◆ **TASK PROMPT**: Print out each record below, unaltered and complete, without its images.

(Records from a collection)
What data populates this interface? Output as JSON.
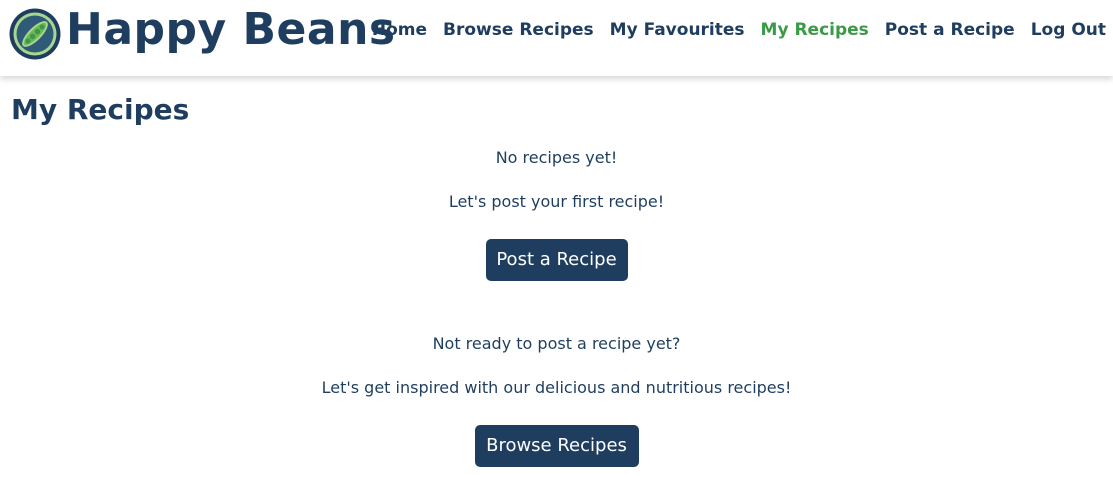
{
  "brand": {
    "name": "Happy Beans",
    "logo_icon": "pea-pod-icon",
    "colors": {
      "navy": "#1f3e5f",
      "green": "#3a9a46",
      "light_green": "#a8d68f"
    }
  },
  "nav": {
    "items": [
      {
        "label": "Home",
        "active": false
      },
      {
        "label": "Browse Recipes",
        "active": false
      },
      {
        "label": "My Favourites",
        "active": false
      },
      {
        "label": "My Recipes",
        "active": true
      },
      {
        "label": "Post a Recipe",
        "active": false
      },
      {
        "label": "Log Out",
        "active": false
      }
    ]
  },
  "page": {
    "title": "My Recipes",
    "empty_message": "No recipes yet!",
    "prompt_post": "Let's post your first recipe!",
    "post_button": "Post a Recipe",
    "not_ready": "Not ready to post a recipe yet?",
    "prompt_browse": "Let's get inspired with our delicious and nutritious recipes!",
    "browse_button": "Browse Recipes"
  }
}
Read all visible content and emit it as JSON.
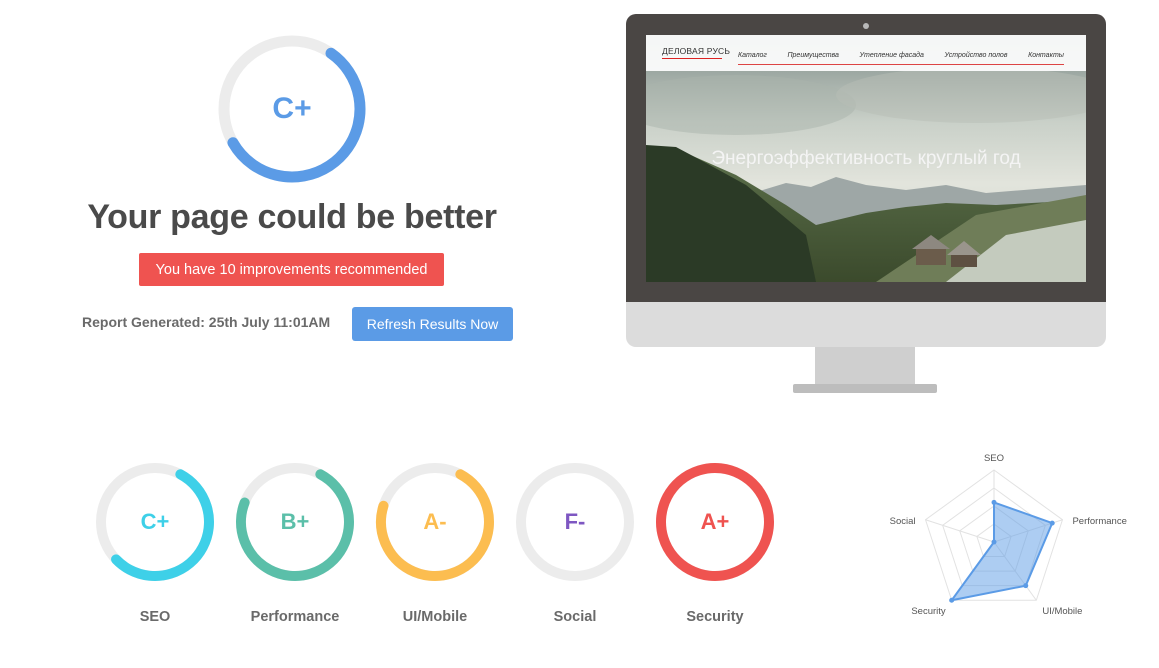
{
  "summary": {
    "grade": "C+",
    "grade_fraction": 0.57,
    "grade_color": "#5b9be6",
    "headline": "Your page could be better",
    "improvements_text": "You have 10 improvements recommended",
    "report_generated": "Report Generated: 25th July 11:01AM",
    "refresh_label": "Refresh Results Now"
  },
  "preview": {
    "site_logo": "ДЕЛОВАЯ РУСЬ",
    "nav_items": [
      "Каталог",
      "Преимущества",
      "Утепление фасада",
      "Устройство полов",
      "Контакты"
    ],
    "hero_title": "Энергоэффективность круглый год"
  },
  "categories": [
    {
      "name": "SEO",
      "grade": "C+",
      "color": "#3ed0e8",
      "fraction": 0.55
    },
    {
      "name": "Performance",
      "grade": "B+",
      "color": "#5bbfa9",
      "fraction": 0.73
    },
    {
      "name": "UI/Mobile",
      "grade": "A-",
      "color": "#fcbd50",
      "fraction": 0.72
    },
    {
      "name": "Social",
      "grade": "F-",
      "color": "#7e57c2",
      "fraction": 0.0
    },
    {
      "name": "Security",
      "grade": "A+",
      "color": "#ef5350",
      "fraction": 1.0
    }
  ],
  "chart_data": {
    "type": "radar",
    "axes": [
      "SEO",
      "Performance",
      "UI/Mobile",
      "Security",
      "Social"
    ],
    "values": [
      0.55,
      0.85,
      0.75,
      1.0,
      0.0
    ],
    "range": [
      0,
      1
    ],
    "rings": 4,
    "fill_color": "#5b9be6"
  }
}
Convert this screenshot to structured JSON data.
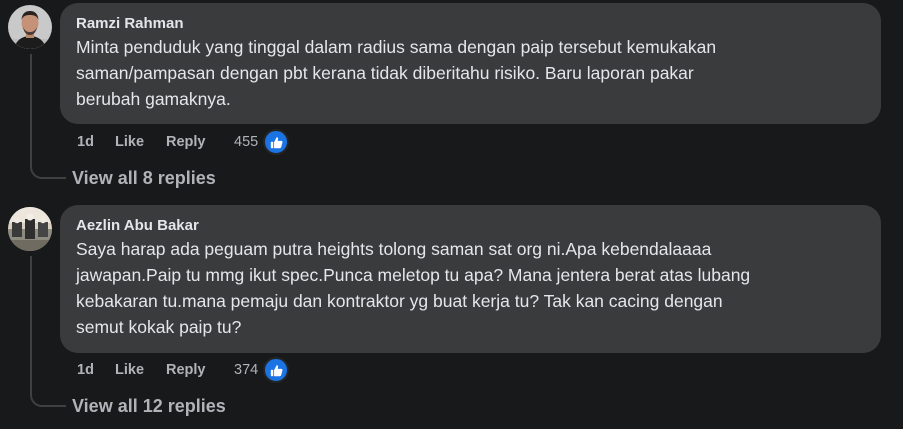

◆ **TASK ANSWER**:
What data populates this interface? Output as JSON.
{
  "brand": {
    "name": "Happy Beans",
    "logo_icon": "pea-pod-icon",
    "colors": {
      "navy": "#1f3e5f",
      "green": "#3a9a46",
      "light_green": "#a8d68f"
    }
  },
  "nav": {
    "items": [
      {
        "label": "Home",
        "active": false
      },
      {
        "label": "Browse Recipes",
        "active": false
      },
      {
        "label": "My Favourites",
        "active": false
      },
      {
        "label": "My Recipes",
        "active": true
      },
      {
        "label": "Post a Recipe",
        "active": false
      },
      {
        "label": "Log Out",
        "active": false
      }
    ]
  },
  "page": {
    "title": "My Recipes",
    "empty_message": "No recipes yet!",
    "prompt_post": "Let's post your first recipe!",
    "post_button": "Post a Recipe",
    "not_ready": "Not ready to post a recipe yet?",
    "prompt_browse": "Let's get inspired with our delicious and nutritious recipes!",
    "browse_button": "Browse Recipes"
  }
}
Read all visible content and emit it as JSON.
{
  "summary": {
    "grade": "C+",
    "grade_fraction": 0.57,
    "grade_color": "#5b9be6",
    "headline": "Your page could be better",
    "improvements_text": "You have 10 improvements recommended",
    "report_generated": "Report Generated: 25th July 11:01AM",
    "refresh_label": "Refresh Results Now"
  },
  "preview": {
    "site_logo": "ДЕЛОВАЯ РУСЬ",
    "nav_items": [
      "Каталог",
      "Преимущества",
      "Утепление фасада",
      "Устройство полов",
      "Контакты"
    ],
    "hero_title": "Энергоэффективность круглый год"
  },
  "categories": [
    {
      "name": "SEO",
      "grade": "C+",
      "color": "#3ed0e8",
      "fraction": 0.55
    },
    {
      "name": "Performance",
      "grade": "B+",
      "color": "#5bbfa9",
      "fraction": 0.73
    },
    {
      "name": "UI/Mobile",
      "grade": "A-",
      "color": "#fcbd50",
      "fraction": 0.72
    },
    {
      "name": "Social",
      "grade": "F-",
      "color": "#7e57c2",
      "fraction": 0.0
    },
    {
      "name": "Security",
      "grade": "A+",
      "color": "#ef5350",
      "fraction": 1.0
    }
  ],
  "chart_data": {
    "type": "radar",
    "axes": [
      "SEO",
      "Performance",
      "UI/Mobile",
      "Security",
      "Social"
    ],
    "values": [
      0.55,
      0.85,
      0.75,
      1.0,
      0.0
    ],
    "range": [
      0,
      1
    ],
    "rings": 4,
    "fill_color": "#5b9be6"
  }
}
Convert this screenshot to structured JSON data.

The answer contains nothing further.